■ **YOUR TASK**: Copy out each line of the data holding "title".

■ **MATERIAL TO PROCESS**:
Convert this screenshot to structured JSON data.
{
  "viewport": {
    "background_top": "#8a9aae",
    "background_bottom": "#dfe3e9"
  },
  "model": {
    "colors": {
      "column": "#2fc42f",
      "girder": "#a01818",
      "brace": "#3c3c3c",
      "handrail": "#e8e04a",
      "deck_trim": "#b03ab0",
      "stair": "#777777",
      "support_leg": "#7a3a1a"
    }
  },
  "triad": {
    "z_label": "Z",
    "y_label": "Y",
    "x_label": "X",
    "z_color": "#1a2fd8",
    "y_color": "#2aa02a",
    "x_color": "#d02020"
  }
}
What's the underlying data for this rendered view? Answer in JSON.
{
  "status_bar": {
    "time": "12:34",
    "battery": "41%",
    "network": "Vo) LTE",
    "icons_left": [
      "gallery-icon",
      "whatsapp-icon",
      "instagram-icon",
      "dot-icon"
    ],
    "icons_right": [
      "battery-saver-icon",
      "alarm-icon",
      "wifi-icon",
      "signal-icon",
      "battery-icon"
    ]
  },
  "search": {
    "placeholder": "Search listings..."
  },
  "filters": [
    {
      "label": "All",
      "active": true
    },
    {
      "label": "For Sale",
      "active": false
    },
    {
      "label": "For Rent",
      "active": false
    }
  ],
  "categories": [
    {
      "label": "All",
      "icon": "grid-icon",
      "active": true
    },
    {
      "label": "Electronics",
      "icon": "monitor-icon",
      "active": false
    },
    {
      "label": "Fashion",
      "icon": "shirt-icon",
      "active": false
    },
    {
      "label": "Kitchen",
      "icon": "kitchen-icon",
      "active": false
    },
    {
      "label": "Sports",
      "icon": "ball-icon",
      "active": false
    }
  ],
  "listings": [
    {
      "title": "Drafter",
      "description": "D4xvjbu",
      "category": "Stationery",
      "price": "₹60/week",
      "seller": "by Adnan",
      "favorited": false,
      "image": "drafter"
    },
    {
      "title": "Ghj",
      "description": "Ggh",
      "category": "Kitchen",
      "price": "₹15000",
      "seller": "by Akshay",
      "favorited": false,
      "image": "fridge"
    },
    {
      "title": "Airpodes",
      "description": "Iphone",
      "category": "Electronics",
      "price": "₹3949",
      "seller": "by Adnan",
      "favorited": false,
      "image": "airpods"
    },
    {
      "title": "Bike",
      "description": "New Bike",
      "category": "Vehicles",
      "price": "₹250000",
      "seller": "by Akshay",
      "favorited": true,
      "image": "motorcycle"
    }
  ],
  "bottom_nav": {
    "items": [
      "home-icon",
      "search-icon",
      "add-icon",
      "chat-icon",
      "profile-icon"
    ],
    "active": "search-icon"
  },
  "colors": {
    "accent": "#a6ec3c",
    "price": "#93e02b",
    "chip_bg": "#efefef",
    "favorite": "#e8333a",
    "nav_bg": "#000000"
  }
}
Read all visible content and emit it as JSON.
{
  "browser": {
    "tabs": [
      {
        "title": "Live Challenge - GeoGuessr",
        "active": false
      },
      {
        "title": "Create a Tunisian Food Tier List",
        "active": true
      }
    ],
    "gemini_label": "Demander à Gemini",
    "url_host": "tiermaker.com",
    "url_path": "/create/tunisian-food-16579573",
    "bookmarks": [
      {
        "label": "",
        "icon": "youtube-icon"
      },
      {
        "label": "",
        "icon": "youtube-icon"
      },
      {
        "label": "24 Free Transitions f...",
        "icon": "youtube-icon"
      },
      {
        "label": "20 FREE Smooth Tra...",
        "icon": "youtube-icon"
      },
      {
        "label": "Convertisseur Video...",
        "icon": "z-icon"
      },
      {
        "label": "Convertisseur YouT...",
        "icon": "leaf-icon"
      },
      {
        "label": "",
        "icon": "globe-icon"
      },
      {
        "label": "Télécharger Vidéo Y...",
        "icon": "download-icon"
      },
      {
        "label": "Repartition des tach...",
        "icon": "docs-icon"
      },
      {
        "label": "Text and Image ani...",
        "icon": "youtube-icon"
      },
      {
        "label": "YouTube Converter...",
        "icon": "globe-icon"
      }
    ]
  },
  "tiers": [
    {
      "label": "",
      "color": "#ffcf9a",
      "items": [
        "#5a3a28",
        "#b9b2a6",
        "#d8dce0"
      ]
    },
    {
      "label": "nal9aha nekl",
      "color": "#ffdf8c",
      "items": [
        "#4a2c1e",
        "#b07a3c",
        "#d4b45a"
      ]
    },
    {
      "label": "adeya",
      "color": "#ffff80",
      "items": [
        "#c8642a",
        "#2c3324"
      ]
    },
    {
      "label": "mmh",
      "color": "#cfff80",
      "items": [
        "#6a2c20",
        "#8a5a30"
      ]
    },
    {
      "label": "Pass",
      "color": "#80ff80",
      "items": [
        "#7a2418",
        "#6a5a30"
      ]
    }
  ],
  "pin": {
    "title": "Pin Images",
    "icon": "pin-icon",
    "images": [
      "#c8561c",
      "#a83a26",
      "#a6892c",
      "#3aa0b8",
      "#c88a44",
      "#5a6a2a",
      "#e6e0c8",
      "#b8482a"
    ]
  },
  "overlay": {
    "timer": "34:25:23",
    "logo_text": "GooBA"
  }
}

■ **EXERCISE OUTPUT**:
      "title": "Drafter",
      "title": "Ghj",
      "title": "Airpodes",
      "title": "Bike",
        "title": "Live Challenge - GeoGuessr",
        "title": "Create a Tunisian Food Tier List",
    "title": "Pin Images",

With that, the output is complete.